◆ Passage provided:
|---|

Max Rose from New York, again, a very tough district for him, will vote yes. We expect most of these Democrats will come around.

To the point, the president is trying -- you heard the president in the beginning. This is good for me politically. The president of the United States is about to be impeached. That will forever be in the top two or three paragraphs about his legacy, as it is for Bill Clinton. This is rare in history.

I get you want to spin it as favorably as you can, but this has to sting a president.

MICHAEL BENDER, WHITE HOUSE REPORTER, WALL STREET JOURNAL: Absolutely, and this is sort of the narrative we know about President Trump is that he's more tactical than strategic. He is concerned about the larger legacy questions, but he spends most of his time reacting in moment to moment and day to day. And moment to moment and day to day is that van drew is a good talking point. This has been a messaging war for Trump from the very beginning, not a legal war for him, right?

I mean, he is -- we're going to have an impeachment vote on Wednesday without having heard from any senior White House officials on the questions at hand and the president hasn't paid any political -- hasn't paid any -- hasn't taken any political hits for this. The numbers have stayed the same generally on impeachment and generally on his approval.

What he's talking about this being good for him politically is the fundraising has shot up from the base. Volunteer efforts for his campaign, from his base, have shot up. And he will keep that House Republican Caucus, which is, frankly, the base, intact through this vote. KING: That helps, the gin up of the Republican base, which is you see

in the polling. It's not just the Trump campaign saying it's happening, you see it in the polling. It's keeping the Republicans discipline.

So, the House will vote to impeach and it will move on to the Senate. If you listen to the president's tweets from just several days ago, or the president's most Trumpy supporters in the House, they say call in the whistle-blower, they say call in Hunter Biden. But a key Trump ally in the Senate, who not long ago was semi-open to this, Lindsay Graham, says no.

(BEGIN VIDEO CLIP)

SEN. LINDSEY GRAHAM (R-SC): This thing will come to the Senate and it will die quickly and I will do everything I can to make it die quickly. I don't want to call anybody, I don't need to hear from Hunter Biden, I don't need to hear from Joe Biden. We can deal with that outside of impeachment. I don't want to talk to Pompeo, I don't want to talk to Pence. I want to hear the House make their case based on the record they established in the House and I want to vote.

(END VIDEO CLIP)

|---|

Spatial annotation entries
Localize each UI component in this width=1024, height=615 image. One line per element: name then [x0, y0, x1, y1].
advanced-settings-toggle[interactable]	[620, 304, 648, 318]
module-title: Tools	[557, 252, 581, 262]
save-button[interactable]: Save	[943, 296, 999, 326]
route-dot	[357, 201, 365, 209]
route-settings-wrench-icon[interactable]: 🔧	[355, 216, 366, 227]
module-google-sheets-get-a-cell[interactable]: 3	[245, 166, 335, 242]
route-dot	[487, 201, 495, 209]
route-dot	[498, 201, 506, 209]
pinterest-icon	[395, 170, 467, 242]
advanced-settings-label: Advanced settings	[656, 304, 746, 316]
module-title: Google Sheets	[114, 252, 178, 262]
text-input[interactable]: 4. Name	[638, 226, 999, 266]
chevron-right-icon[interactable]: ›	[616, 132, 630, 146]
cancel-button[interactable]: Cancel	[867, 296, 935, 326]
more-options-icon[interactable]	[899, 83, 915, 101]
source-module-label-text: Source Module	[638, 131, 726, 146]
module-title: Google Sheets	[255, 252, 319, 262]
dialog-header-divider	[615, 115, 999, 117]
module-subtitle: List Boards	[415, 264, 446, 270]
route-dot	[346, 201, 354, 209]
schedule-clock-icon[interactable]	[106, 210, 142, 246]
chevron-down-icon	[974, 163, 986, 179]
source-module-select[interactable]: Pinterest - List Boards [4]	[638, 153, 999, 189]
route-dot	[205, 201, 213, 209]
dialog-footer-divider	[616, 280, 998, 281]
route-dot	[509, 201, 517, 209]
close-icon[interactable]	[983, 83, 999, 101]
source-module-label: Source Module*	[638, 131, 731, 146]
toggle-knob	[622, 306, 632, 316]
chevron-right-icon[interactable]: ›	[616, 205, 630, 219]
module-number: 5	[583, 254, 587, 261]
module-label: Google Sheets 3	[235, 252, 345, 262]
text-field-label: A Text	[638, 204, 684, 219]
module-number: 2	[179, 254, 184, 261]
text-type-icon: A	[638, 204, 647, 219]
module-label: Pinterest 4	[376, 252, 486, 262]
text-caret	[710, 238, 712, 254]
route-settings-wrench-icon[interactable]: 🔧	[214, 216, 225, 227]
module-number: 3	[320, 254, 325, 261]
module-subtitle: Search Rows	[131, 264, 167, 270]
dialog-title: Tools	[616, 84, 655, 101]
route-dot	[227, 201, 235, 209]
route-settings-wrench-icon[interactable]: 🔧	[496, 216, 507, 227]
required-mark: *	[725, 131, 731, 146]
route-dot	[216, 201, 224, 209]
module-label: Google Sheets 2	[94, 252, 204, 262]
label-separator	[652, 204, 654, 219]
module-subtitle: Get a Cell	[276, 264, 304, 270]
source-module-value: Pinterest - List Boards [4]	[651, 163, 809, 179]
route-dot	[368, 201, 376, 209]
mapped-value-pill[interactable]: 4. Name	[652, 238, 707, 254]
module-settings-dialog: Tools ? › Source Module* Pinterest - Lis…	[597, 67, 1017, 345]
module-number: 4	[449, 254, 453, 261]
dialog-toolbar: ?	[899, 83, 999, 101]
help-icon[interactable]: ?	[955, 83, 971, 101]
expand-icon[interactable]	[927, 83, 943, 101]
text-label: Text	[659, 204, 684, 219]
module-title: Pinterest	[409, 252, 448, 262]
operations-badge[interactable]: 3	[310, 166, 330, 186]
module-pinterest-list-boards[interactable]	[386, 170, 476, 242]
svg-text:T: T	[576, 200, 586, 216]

|---|

◆ Exercise set:
- A) In the impeachment transcript, what does Michael Bender say has shot up from the president's base besides fundraising?
- B) According to the impeachment transcript, why does the president describe impeachment as good for him politically?
- C) Continue the impeachment transcript after the last line shown.

◆ Answers for the exercise:
- A) Volunteer efforts for his campaign.

- B) Bender says the president means that fundraising from his base has shot up, as have volunteer efforts for his campaign from that base. He also says the president will keep the House Republican Caucus intact through the vote.

- C)
KING: It's a simple translation to this. Republicans believe maybe they'll lose one or two senators. But there's no way the president is going to be convicted. Why take the chance of bringing in witnesses, turning it into a circus, and maybe convincing if you look at the senators you have to watch on the Republican side, maybe convincing Martha McSally who is up for re-election next year, Cory Gardner who's up for reelection next year, and Susan Collins who is up for re- election next year, or some of these other senators, Mitt Romney, not loyal to the president, Lamar Alexander retiring, you klnow what, you turn this into a circus, you might lose my vote?

RAJU: Yes, and the vote not necessarily on a acquittal, because I don't think we're expecting any of them to vote to convict the president. What the concern would be in calling forward the witnesses is the senators have to vote to bring forward these witnesses.

[08:10:02]

And some of those could be difficult votes for some of the members if they have to decide whether or not to Senate into a circus, bringing people like the whistle-blower and the like and side with the president or side with trying to keep the process moving forward. They would rather avoid those votes, which is have Lindsey Graham and Mitch McConnell want this to --

KING: And there's the fact question, to Michael's point. The president has not -- he was invited to present a defense, and he declined to do so. You can read into that whatever you want at home. If he wanted to say this was perfect, he could have let them testify.

If you go to the Senate and the Republicans say, we want Hunter Biden, the Democrats say, great, give us Mick Mulvaney, we want the whistleblower, fine, give us Mike Pence. The president -- the president may say he wants witnesses. The president really doesn't want witnesses, does he?

DAVIS: Well, he doesn't understand the process and I think that's part of what's been going on is we've seen privately Mitch McConnell try to explain what this process actually is and isn't. What it is not is a reality show where you can have surprise people come in and a bombshell revelation. I mean, this is not how these things work.

And I also think that the president and his advisers who are trying to strategize on what this should look like have had to take into account now in the last several days, there are not the Republican votes to do some of these things. And even if we could get them, it's not even necessarily a question of the substantive tough vote. It's the question of having to take vote after vote.

We heard Lindsey Graham just say, I just want to vote and get it out of there. They want a vote on convict or a quit. They don't want to be sitting there for days taking all of these tough decisions.

KING: And the president, again, several days ago was tweeting I want witnesses. He has not been doing that. He appears to be listening for now. That's what the emphasis on, for now.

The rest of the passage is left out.